Collected data –
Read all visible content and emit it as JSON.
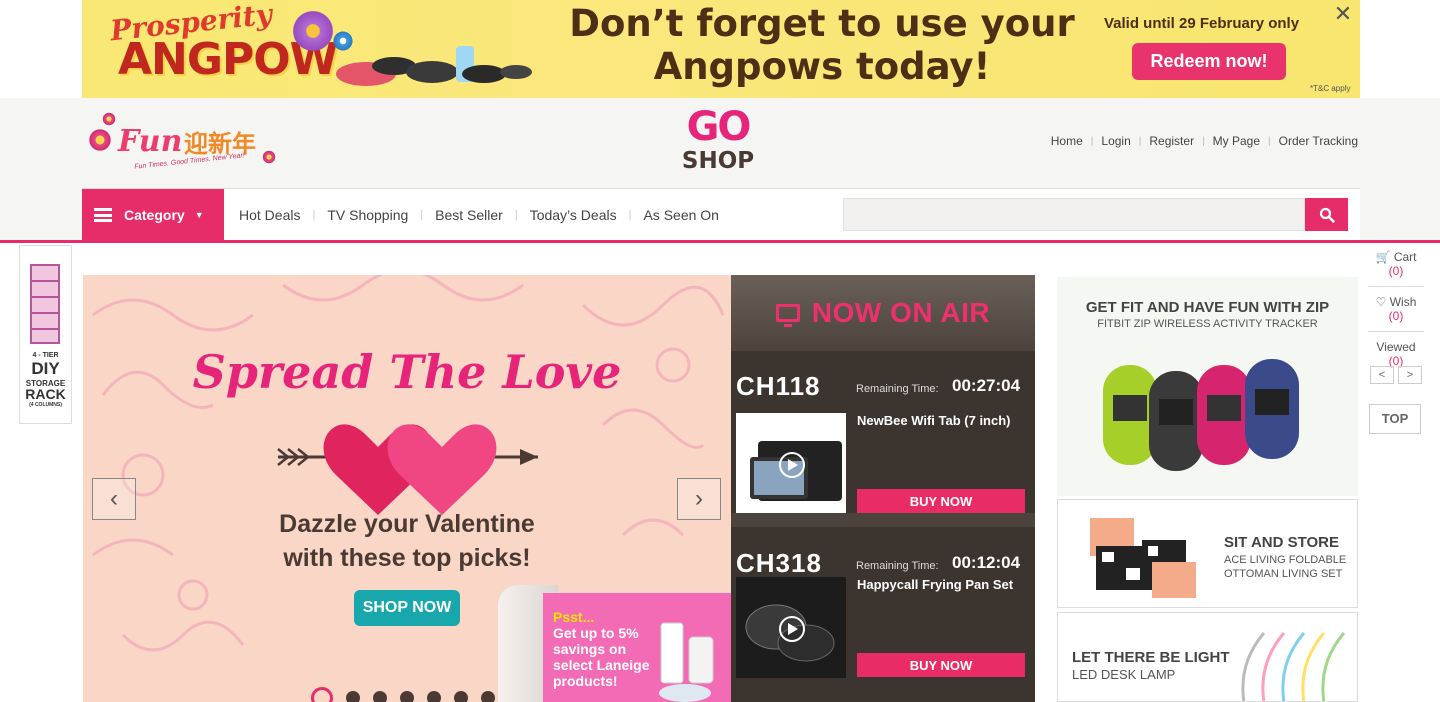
{
  "promo_banner": {
    "brand_top": "Prosperity",
    "brand_bottom": "ANGPOW",
    "headline_line1": "Don’t forget to use your",
    "headline_line2": "Angpows today!",
    "valid_text": "Valid until 29 February only",
    "redeem_label": "Redeem now!",
    "tnc": "*T&C apply",
    "close_label": "✕",
    "colors": {
      "background": "#f9e873",
      "redeem": "#e9336d",
      "text": "#4c2f14"
    }
  },
  "header": {
    "fun_logo_text": "Fun",
    "fun_logo_chinese": "迎新年",
    "fun_logo_tagline": "Fun Times. Good Times. New Year!",
    "goshop_go": "GO",
    "goshop_shop": "SHOP",
    "top_links": [
      "Home",
      "Login",
      "Register",
      "My Page",
      "Order Tracking"
    ]
  },
  "nav": {
    "category_label": "Category",
    "links": [
      "Hot Deals",
      "TV Shopping",
      "Best Seller",
      "Today’s Deals",
      "As Seen On"
    ],
    "search_placeholder": "",
    "accent_color": "#e62d69"
  },
  "side_ad": {
    "line1": "4 - TIER",
    "line2": "DIY",
    "line3": "STORAGE",
    "line4": "RACK",
    "line5": "(4 COLUMNS)"
  },
  "hero": {
    "title": "Spread The Love",
    "subtitle_line1": "Dazzle your Valentine",
    "subtitle_line2": "with these top picks!",
    "cta": "SHOP NOW",
    "promo_psst": "Psst...",
    "promo_text": "Get up to 5% savings on select Laneige products!",
    "prev_label": "‹",
    "next_label": "›",
    "slide_count": 7,
    "active_slide": 1
  },
  "on_air": {
    "title": "NOW ON AIR",
    "remaining_label": "Remaining Time:",
    "buy_label": "BUY NOW",
    "channels": [
      {
        "channel": "CH118",
        "time": "00:27:04",
        "product": "NewBee Wifi Tab (7 inch)"
      },
      {
        "channel": "CH318",
        "time": "00:12:04",
        "product": "Happycall Frying Pan Set"
      }
    ]
  },
  "right_promos": [
    {
      "heading": "GET FIT AND HAVE FUN WITH ZIP",
      "sub": "FITBIT ZIP WIRELESS ACTIVITY TRACKER"
    },
    {
      "heading": "SIT AND STORE",
      "sub": "ACE LIVING FOLDABLE OTTOMAN LIVING SET"
    },
    {
      "heading": "LET THERE BE LIGHT",
      "sub": "LED DESK LAMP"
    }
  ],
  "right_sidebar": {
    "cart_label": "Cart",
    "cart_count": "(0)",
    "wish_label": "Wish",
    "wish_count": "(0)",
    "viewed_label": "Viewed",
    "viewed_count": "(0)",
    "prev_label": "<",
    "next_label": ">",
    "top_label": "TOP"
  }
}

WHAT TO DO – Using the listing above, pull out all lines that hold the word "your".

OUTPUT FOR THIS TASK –
    "headline_line1": "Don’t forget to use your",
    "subtitle_line1": "Dazzle your Valentine",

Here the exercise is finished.